Problem details. Set down every record once more, exactly as given.
......
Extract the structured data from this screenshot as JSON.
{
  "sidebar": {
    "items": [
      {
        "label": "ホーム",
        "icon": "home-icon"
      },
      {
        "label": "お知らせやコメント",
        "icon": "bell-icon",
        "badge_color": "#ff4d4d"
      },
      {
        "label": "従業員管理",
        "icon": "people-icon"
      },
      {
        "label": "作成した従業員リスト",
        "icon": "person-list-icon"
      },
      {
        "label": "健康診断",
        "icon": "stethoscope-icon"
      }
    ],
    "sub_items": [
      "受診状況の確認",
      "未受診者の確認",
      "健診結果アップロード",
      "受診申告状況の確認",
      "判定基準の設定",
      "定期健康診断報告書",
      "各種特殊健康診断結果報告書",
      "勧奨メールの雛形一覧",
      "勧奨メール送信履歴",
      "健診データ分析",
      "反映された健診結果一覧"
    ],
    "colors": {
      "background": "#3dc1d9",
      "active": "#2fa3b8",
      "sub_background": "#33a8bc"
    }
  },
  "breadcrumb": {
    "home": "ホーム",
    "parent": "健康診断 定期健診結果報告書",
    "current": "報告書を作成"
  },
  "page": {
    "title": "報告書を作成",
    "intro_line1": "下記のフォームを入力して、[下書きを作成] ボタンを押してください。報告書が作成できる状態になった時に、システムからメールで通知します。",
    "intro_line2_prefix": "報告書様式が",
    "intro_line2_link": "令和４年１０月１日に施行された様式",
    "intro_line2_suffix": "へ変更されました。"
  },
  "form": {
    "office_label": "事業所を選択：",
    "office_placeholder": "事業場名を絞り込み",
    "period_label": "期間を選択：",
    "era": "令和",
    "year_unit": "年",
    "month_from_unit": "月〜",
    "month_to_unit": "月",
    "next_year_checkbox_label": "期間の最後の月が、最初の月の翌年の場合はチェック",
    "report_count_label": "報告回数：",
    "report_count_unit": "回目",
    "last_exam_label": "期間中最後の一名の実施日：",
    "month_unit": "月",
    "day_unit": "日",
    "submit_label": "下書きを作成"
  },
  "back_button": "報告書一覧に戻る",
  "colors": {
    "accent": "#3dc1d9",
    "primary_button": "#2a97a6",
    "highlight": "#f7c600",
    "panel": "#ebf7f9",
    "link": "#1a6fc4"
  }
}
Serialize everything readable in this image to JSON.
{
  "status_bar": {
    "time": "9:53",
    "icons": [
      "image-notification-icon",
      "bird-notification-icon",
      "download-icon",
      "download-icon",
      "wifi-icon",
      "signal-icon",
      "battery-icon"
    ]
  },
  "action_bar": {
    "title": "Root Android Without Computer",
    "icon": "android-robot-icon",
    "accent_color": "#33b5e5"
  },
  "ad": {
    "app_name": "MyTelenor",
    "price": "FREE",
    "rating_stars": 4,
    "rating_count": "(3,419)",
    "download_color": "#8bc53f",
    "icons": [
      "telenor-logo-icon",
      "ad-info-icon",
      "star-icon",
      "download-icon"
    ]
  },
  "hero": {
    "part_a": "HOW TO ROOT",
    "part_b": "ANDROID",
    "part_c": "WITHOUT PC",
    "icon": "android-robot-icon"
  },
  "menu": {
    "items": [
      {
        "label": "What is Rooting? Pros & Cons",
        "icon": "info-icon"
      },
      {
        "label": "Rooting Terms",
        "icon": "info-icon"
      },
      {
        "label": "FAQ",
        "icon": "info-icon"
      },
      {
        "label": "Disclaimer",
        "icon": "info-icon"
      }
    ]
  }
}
......
The result.
Extract the structured data from this screenshot as JSON.
{
  "sidebar": {
    "items": [
      {
        "label": "ホーム",
        "icon": "home-icon"
      },
      {
        "label": "お知らせやコメント",
        "icon": "bell-icon",
        "badge_color": "#ff4d4d"
      },
      {
        "label": "従業員管理",
        "icon": "people-icon"
      },
      {
        "label": "作成した従業員リスト",
        "icon": "person-list-icon"
      },
      {
        "label": "健康診断",
        "icon": "stethoscope-icon"
      }
    ],
    "sub_items": [
      "受診状況の確認",
      "未受診者の確認",
      "健診結果アップロード",
      "受診申告状況の確認",
      "判定基準の設定",
      "定期健康診断報告書",
      "各種特殊健康診断結果報告書",
      "勧奨メールの雛形一覧",
      "勧奨メール送信履歴",
      "健診データ分析",
      "反映された健診結果一覧"
    ],
    "colors": {
      "background": "#3dc1d9",
      "active": "#2fa3b8",
      "sub_background": "#33a8bc"
    }
  },
  "breadcrumb": {
    "home": "ホーム",
    "parent": "健康診断 定期健診結果報告書",
    "current": "報告書を作成"
  },
  "page": {
    "title": "報告書を作成",
    "intro_line1": "下記のフォームを入力して、[下書きを作成] ボタンを押してください。報告書が作成できる状態になった時に、システムからメールで通知します。",
    "intro_line2_prefix": "報告書様式が",
    "intro_line2_link": "令和４年１０月１日に施行された様式",
    "intro_line2_suffix": "へ変更されました。"
  },
  "form": {
    "office_label": "事業所を選択：",
    "office_placeholder": "事業場名を絞り込み",
    "period_label": "期間を選択：",
    "era": "令和",
    "year_unit": "年",
    "month_from_unit": "月〜",
    "month_to_unit": "月",
    "next_year_checkbox_label": "期間の最後の月が、最初の月の翌年の場合はチェック",
    "report_count_label": "報告回数：",
    "report_count_unit": "回目",
    "last_exam_label": "期間中最後の一名の実施日：",
    "month_unit": "月",
    "day_unit": "日",
    "submit_label": "下書きを作成"
  },
  "back_button": "報告書一覧に戻る",
  "colors": {
    "accent": "#3dc1d9",
    "primary_button": "#2a97a6",
    "highlight": "#f7c600",
    "panel": "#ebf7f9",
    "link": "#1a6fc4"
  }
}
Serialize everything readable in this image to JSON.
{
  "status_bar": {
    "time": "9:53",
    "icons": [
      "image-notification-icon",
      "bird-notification-icon",
      "download-icon",
      "download-icon",
      "wifi-icon",
      "signal-icon",
      "battery-icon"
    ]
  },
  "action_bar": {
    "title": "Root Android Without Computer",
    "icon": "android-robot-icon",
    "accent_color": "#33b5e5"
  },
  "ad": {
    "app_name": "MyTelenor",
    "price": "FREE",
    "rating_stars": 4,
    "rating_count": "(3,419)",
    "download_color": "#8bc53f",
    "icons": [
      "telenor-logo-icon",
      "ad-info-icon",
      "star-icon",
      "download-icon"
    ]
  },
  "hero": {
    "part_a": "HOW TO ROOT",
    "part_b": "ANDROID",
    "part_c": "WITHOUT PC",
    "icon": "android-robot-icon"
  },
  "menu": {
    "items": [
      {
        "label": "What is Rooting? Pros & Cons",
        "icon": "info-icon"
      },
      {
        "label": "Rooting Terms",
        "icon": "info-icon"
      },
      {
        "label": "FAQ",
        "icon": "info-icon"
      },
      {
        "label": "Disclaimer",
        "icon": "info-icon"
      }
    ]
  }
}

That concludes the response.